[Items from a data source]
——————————

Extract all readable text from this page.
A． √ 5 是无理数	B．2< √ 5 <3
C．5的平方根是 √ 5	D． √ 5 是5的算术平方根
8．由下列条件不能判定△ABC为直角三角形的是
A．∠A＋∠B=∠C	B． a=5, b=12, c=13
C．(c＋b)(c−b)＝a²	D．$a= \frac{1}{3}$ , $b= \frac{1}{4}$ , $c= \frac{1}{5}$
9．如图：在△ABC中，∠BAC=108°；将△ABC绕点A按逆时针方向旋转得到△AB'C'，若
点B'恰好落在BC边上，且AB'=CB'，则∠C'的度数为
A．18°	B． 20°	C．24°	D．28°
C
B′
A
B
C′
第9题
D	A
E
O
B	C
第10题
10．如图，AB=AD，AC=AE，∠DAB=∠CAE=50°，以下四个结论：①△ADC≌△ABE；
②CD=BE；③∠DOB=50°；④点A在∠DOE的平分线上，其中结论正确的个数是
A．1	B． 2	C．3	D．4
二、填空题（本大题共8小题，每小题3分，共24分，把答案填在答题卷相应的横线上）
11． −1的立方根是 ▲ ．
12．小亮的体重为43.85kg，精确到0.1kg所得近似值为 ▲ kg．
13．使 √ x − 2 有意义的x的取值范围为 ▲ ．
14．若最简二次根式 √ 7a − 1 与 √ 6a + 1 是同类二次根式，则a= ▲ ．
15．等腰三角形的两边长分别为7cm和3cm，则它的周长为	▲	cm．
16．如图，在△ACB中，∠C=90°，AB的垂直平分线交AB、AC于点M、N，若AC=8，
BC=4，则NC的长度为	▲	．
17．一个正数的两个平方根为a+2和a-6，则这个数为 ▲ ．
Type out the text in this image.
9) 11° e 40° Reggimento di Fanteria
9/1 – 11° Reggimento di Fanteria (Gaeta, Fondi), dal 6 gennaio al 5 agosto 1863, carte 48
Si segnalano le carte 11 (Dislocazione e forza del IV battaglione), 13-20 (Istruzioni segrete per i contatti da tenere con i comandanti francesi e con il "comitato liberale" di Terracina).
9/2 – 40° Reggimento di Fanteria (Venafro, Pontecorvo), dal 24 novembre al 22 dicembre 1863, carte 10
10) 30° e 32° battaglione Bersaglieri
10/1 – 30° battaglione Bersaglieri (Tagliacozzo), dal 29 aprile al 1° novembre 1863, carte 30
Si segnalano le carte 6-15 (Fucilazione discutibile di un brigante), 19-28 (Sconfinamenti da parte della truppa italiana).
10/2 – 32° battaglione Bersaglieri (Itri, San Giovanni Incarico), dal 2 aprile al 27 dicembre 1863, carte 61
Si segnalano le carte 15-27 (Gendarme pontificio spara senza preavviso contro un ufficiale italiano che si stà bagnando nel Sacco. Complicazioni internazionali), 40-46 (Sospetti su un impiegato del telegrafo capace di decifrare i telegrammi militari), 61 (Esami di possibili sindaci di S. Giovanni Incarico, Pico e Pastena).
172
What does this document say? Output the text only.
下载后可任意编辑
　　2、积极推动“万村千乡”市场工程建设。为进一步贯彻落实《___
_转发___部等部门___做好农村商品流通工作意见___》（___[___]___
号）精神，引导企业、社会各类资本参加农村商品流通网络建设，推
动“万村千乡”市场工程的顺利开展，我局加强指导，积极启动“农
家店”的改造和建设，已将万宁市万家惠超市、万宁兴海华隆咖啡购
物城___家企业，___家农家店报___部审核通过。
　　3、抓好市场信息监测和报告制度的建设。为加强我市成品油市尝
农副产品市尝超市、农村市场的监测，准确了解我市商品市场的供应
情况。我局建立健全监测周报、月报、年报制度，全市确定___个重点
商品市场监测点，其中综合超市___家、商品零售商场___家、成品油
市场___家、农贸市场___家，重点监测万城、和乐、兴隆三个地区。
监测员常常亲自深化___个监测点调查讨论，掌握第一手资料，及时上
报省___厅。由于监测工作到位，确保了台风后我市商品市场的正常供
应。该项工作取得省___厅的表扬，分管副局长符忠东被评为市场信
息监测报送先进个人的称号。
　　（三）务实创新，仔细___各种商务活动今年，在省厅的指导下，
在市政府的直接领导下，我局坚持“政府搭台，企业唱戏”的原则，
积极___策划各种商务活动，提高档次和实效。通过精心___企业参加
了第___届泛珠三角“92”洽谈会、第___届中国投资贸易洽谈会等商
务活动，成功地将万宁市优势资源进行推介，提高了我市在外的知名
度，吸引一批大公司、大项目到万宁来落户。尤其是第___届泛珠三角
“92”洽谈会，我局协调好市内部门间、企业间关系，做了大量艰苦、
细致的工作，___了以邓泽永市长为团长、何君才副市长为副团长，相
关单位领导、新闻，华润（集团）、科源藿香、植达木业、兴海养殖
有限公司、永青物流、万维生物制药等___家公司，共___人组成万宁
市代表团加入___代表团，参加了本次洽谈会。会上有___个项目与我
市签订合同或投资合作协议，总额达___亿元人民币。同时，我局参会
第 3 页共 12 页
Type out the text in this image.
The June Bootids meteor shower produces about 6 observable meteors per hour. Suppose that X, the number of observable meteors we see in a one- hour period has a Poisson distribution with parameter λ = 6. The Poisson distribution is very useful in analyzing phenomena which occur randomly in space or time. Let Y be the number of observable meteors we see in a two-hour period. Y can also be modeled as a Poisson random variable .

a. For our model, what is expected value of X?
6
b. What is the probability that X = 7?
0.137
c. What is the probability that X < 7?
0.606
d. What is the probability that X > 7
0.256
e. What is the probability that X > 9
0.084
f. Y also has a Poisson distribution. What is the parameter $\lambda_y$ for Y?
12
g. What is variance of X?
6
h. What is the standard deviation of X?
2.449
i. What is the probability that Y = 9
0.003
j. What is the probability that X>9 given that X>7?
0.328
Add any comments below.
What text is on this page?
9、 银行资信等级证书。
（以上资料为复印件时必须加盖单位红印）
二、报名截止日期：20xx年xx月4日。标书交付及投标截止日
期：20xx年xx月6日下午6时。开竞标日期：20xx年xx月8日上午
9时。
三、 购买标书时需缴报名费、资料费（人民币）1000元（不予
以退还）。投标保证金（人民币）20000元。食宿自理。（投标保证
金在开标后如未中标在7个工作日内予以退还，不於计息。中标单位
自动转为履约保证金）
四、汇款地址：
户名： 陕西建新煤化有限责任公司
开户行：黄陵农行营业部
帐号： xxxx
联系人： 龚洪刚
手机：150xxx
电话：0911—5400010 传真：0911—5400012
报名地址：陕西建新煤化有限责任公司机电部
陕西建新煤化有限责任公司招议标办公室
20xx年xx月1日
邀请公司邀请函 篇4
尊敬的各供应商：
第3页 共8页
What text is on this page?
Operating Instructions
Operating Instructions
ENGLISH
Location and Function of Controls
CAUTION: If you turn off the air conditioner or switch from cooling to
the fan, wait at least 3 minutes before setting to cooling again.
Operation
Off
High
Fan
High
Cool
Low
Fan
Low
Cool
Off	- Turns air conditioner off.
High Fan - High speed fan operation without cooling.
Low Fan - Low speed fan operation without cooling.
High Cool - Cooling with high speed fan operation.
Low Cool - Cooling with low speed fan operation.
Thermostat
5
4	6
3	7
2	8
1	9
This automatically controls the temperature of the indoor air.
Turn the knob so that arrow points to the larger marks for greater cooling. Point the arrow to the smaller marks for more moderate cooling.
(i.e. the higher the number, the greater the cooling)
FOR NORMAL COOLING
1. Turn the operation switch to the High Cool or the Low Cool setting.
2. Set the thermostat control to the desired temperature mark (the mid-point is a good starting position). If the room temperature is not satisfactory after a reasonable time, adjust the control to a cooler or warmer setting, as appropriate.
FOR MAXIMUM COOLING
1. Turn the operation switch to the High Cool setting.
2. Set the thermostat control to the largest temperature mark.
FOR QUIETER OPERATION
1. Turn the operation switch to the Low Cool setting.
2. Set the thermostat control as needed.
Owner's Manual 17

——————————

WRITTEN EXERCISE:
Go through the records above and copy every line with the word "parameter".

ANSWER TO THIS TASK:
The June Bootids meteor shower produces about 6 observable meteors per hour. Suppose that X, the number of observable meteors we see in a one- hour period has a Poisson distribution with parameter λ = 6. The Poisson distribution is very useful in analyzing phenomena which occur randomly in space or time. Let Y be the number of observable meteors we see in a two-hour period. Y can also be modeled as a Poisson random variable .
f. Y also has a Poisson distribution. What is the parameter $\lambda_y$ for Y?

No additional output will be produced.